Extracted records
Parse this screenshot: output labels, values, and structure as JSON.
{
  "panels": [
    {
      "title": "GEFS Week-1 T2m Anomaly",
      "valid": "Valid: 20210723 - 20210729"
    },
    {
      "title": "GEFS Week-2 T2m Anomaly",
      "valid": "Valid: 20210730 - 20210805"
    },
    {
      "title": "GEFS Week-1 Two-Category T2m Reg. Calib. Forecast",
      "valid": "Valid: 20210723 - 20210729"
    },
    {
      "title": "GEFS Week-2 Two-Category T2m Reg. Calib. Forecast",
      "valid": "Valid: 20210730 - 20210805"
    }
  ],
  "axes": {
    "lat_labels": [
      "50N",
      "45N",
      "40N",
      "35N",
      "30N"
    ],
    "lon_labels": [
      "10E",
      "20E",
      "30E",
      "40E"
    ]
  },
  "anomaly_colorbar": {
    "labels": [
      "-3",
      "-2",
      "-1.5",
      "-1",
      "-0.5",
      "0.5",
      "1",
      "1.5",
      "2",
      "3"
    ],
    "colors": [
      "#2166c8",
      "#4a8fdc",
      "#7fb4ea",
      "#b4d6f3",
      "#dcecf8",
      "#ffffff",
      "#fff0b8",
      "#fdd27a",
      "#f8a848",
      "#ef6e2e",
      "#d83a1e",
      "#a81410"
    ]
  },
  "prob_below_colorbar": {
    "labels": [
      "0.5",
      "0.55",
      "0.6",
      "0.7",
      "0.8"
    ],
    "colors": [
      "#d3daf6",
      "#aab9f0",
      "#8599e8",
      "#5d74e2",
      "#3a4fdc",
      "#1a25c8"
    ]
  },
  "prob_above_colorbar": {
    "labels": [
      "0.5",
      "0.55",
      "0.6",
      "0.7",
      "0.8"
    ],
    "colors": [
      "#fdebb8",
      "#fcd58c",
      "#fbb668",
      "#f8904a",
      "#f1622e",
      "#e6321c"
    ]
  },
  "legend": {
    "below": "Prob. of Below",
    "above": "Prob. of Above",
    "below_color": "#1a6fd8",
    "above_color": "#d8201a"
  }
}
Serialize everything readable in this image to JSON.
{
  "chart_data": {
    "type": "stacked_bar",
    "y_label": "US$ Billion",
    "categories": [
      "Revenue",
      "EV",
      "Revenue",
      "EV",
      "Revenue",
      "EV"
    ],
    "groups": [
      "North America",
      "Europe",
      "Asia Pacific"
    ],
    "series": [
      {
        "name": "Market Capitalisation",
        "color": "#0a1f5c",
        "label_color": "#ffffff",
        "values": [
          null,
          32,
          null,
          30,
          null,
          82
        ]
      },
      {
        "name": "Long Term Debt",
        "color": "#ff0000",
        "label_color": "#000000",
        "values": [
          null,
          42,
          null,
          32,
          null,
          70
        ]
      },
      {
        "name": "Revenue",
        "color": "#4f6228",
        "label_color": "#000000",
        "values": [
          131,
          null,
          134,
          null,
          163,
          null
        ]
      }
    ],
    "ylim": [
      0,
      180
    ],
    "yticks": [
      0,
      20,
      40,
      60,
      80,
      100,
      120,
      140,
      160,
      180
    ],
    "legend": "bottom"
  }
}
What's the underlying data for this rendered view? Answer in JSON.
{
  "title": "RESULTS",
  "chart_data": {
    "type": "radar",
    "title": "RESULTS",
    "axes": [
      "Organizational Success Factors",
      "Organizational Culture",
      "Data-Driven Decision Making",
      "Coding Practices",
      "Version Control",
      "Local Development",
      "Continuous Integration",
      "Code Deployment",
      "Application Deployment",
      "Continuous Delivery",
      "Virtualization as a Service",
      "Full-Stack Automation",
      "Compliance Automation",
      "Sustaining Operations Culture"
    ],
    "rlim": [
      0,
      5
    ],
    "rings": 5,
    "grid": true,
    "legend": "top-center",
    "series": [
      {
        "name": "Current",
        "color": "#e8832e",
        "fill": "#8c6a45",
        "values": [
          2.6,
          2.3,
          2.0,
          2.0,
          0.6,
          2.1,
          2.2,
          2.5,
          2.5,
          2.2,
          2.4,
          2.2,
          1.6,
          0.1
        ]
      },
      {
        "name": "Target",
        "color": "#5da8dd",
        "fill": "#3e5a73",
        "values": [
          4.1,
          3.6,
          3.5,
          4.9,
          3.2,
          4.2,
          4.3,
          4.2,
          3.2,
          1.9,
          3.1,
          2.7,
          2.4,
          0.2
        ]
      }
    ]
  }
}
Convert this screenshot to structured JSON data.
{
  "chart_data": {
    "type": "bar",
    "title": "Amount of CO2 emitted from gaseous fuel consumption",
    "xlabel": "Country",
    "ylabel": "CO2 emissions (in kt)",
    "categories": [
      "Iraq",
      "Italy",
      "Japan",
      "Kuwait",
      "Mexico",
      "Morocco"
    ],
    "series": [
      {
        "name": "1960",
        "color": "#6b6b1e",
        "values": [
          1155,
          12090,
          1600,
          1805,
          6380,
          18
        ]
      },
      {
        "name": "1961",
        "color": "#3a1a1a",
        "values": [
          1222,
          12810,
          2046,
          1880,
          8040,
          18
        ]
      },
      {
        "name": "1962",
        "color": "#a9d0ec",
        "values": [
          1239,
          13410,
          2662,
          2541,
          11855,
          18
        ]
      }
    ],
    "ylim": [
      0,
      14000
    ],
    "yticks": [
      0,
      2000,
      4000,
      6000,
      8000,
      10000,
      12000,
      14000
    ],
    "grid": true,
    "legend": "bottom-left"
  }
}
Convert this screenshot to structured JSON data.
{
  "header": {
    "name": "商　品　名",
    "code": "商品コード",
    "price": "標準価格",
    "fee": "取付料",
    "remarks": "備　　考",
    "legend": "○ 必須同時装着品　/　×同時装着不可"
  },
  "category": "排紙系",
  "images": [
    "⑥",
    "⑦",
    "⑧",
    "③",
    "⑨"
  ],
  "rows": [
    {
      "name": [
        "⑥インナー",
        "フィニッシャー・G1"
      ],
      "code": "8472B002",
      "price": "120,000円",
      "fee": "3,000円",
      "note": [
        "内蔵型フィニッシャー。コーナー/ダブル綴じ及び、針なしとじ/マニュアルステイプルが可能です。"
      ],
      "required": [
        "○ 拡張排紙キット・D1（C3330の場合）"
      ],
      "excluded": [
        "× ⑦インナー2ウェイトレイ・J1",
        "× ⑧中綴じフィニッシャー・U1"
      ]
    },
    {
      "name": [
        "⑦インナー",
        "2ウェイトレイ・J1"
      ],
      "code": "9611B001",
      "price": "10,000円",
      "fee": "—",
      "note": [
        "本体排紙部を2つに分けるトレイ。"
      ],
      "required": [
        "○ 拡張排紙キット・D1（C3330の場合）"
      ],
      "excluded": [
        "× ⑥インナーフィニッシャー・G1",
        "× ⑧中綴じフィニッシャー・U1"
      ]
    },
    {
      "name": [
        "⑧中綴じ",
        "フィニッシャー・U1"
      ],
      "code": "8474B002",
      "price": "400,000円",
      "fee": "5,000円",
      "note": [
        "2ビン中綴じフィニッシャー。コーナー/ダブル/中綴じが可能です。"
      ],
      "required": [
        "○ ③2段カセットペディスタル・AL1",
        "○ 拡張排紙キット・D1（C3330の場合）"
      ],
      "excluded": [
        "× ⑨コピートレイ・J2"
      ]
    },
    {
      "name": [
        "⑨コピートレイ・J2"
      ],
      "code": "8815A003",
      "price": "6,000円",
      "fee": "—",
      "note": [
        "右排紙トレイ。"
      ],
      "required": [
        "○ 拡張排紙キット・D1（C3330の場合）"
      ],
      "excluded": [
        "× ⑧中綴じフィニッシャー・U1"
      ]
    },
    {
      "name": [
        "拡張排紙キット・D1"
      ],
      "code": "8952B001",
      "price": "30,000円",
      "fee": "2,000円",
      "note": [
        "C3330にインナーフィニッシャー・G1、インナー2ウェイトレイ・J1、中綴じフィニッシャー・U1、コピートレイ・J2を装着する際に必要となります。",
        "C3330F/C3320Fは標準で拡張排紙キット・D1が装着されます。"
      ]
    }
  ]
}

Directions >>
Tell how many lines above contain the word "GEFS". Give the number alone.

Result of the exercise >>
4